• **Aim**
Omit the images. Copy each entry word for word.

--- START ---

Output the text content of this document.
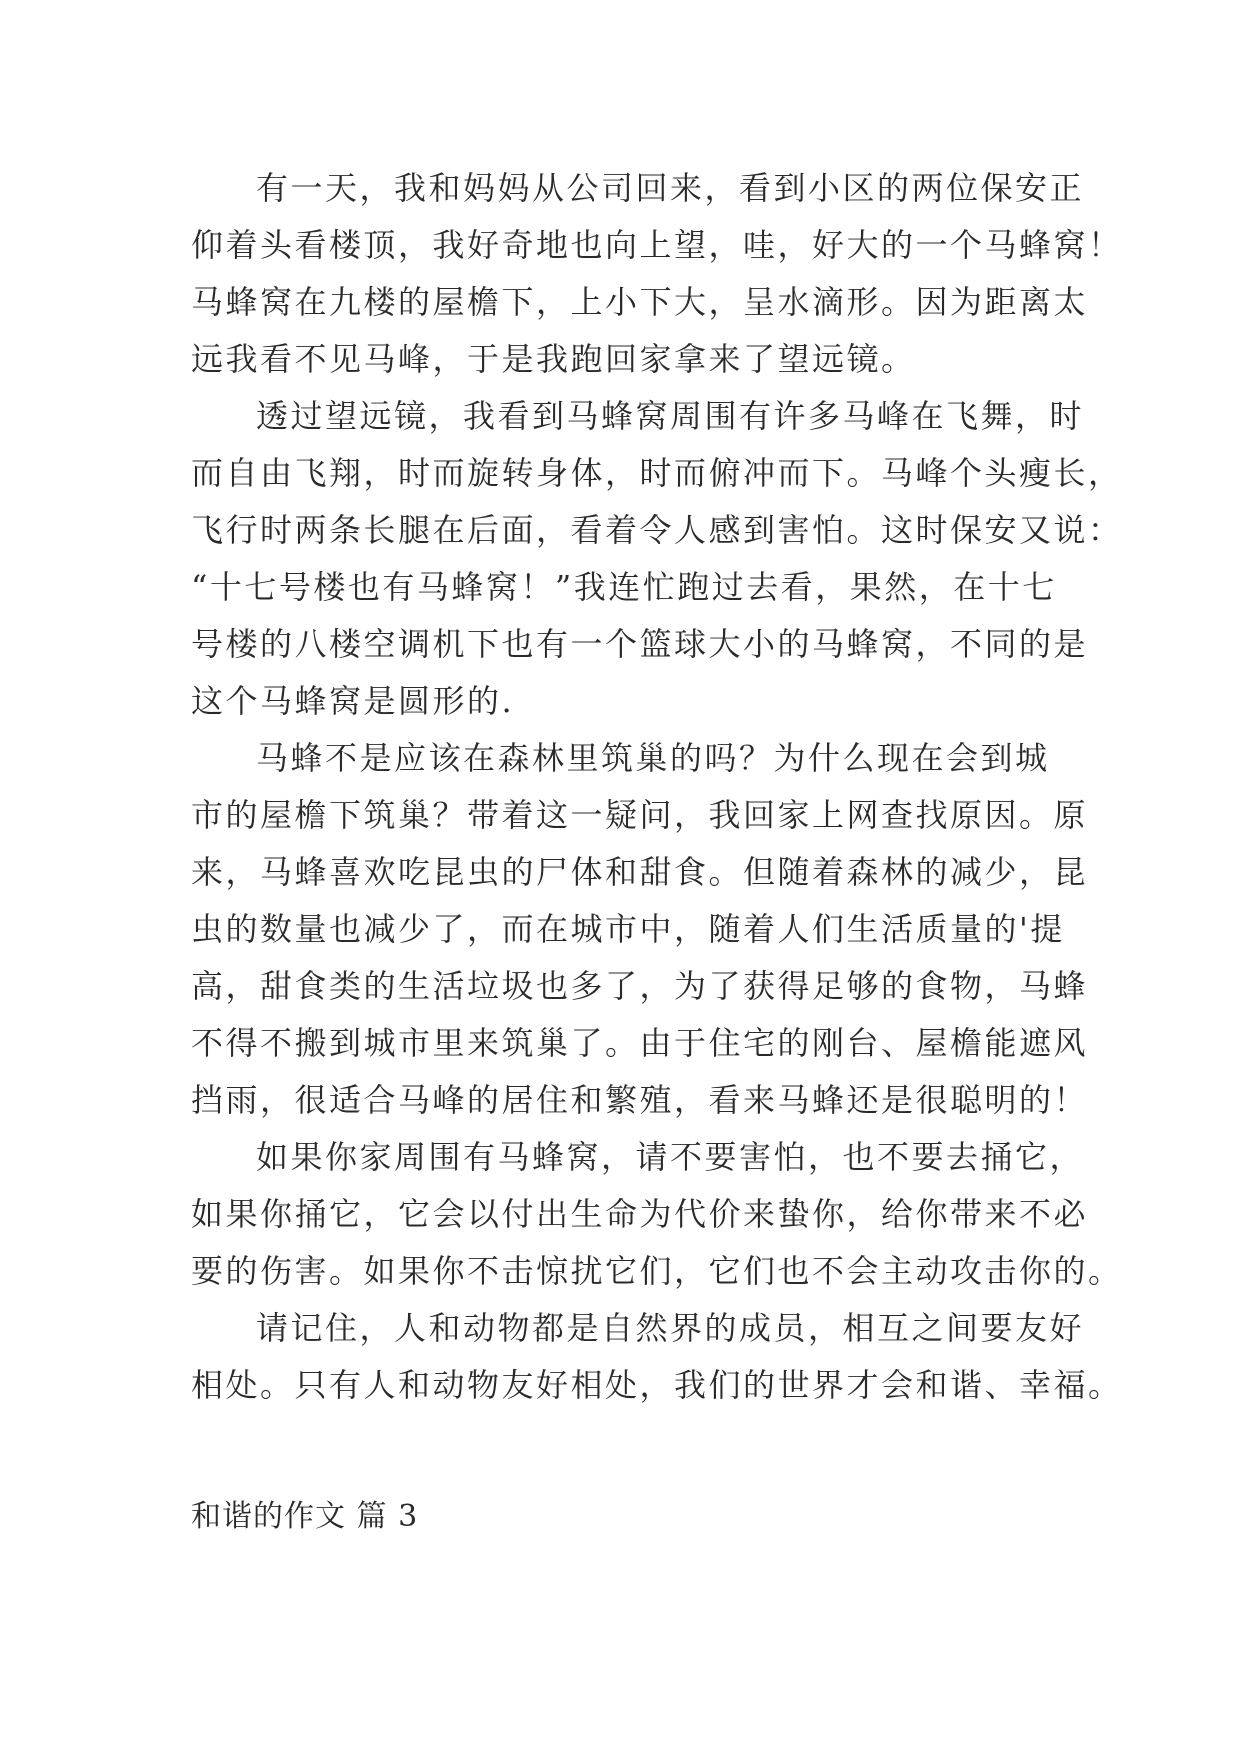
有一天，我和妈妈从公司回来，看到小区的两位保安正
仰着头看楼顶，我好奇地也向上望，哇，好大的一个马蜂窝！
马蜂窝在九楼的屋檐下，上小下大，呈水滴形。因为距离太
远我看不见马峰，于是我跑回家拿来了望远镜。
透过望远镜，我看到马蜂窝周围有许多马峰在飞舞，时
而自由飞翔，时而旋转身体，时而俯冲而下。马峰个头瘦长，
飞行时两条长腿在后面，看着令人感到害怕。这时保安又说：
“十七号楼也有马蜂窝！”我连忙跑过去看，果然，在十七
号楼的八楼空调机下也有一个篮球大小的马蜂窝，不同的是
这个马蜂窝是圆形的.
马蜂不是应该在森林里筑巢的吗？为什么现在会到城
市的屋檐下筑巢？带着这一疑问，我回家上网查找原因。原
来，马蜂喜欢吃昆虫的尸体和甜食。但随着森林的减少，昆
虫的数量也减少了，而在城市中，随着人们生活质量的'提
高，甜食类的生活垃圾也多了，为了获得足够的食物，马蜂
不得不搬到城市里来筑巢了。由于住宅的刚台、屋檐能遮风
挡雨，很适合马峰的居住和繁殖，看来马蜂还是很聪明的！
如果你家周围有马蜂窝，请不要害怕，也不要去捅它，
如果你捅它，它会以付出生命为代价来蛰你，给你带来不必
要的伤害。如果你不击惊扰它们，它们也不会主动攻击你的。
请记住，人和动物都是自然界的成员，相互之间要友好
相处。只有人和动物友好相处，我们的世界才会和谐、幸福。
和谐的作文 篇 3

--- END ---

• **In response**
Output the text content of this document.
有一天，我和妈妈从公司回来，看到小区的两位保安正
仰着头看楼顶，我好奇地也向上望，哇，好大的一个马蜂窝！
马蜂窝在九楼的屋檐下，上小下大，呈水滴形。因为距离太
远我看不见马峰，于是我跑回家拿来了望远镜。
透过望远镜，我看到马蜂窝周围有许多马峰在飞舞，时
而自由飞翔，时而旋转身体，时而俯冲而下。马峰个头瘦长，
飞行时两条长腿在后面，看着令人感到害怕。这时保安又说：
“十七号楼也有马蜂窝！”我连忙跑过去看，果然，在十七
号楼的八楼空调机下也有一个篮球大小的马蜂窝，不同的是
这个马蜂窝是圆形的.
马蜂不是应该在森林里筑巢的吗？为什么现在会到城
市的屋檐下筑巢？带着这一疑问，我回家上网查找原因。原
来，马蜂喜欢吃昆虫的尸体和甜食。但随着森林的减少，昆
虫的数量也减少了，而在城市中，随着人们生活质量的'提
高，甜食类的生活垃圾也多了，为了获得足够的食物，马蜂
不得不搬到城市里来筑巢了。由于住宅的刚台、屋檐能遮风
挡雨，很适合马峰的居住和繁殖，看来马蜂还是很聪明的！
如果你家周围有马蜂窝，请不要害怕，也不要去捅它，
如果你捅它，它会以付出生命为代价来蛰你，给你带来不必
要的伤害。如果你不击惊扰它们，它们也不会主动攻击你的。
请记住，人和动物都是自然界的成员，相互之间要友好
相处。只有人和动物友好相处，我们的世界才会和谐、幸福。
和谐的作文 篇 3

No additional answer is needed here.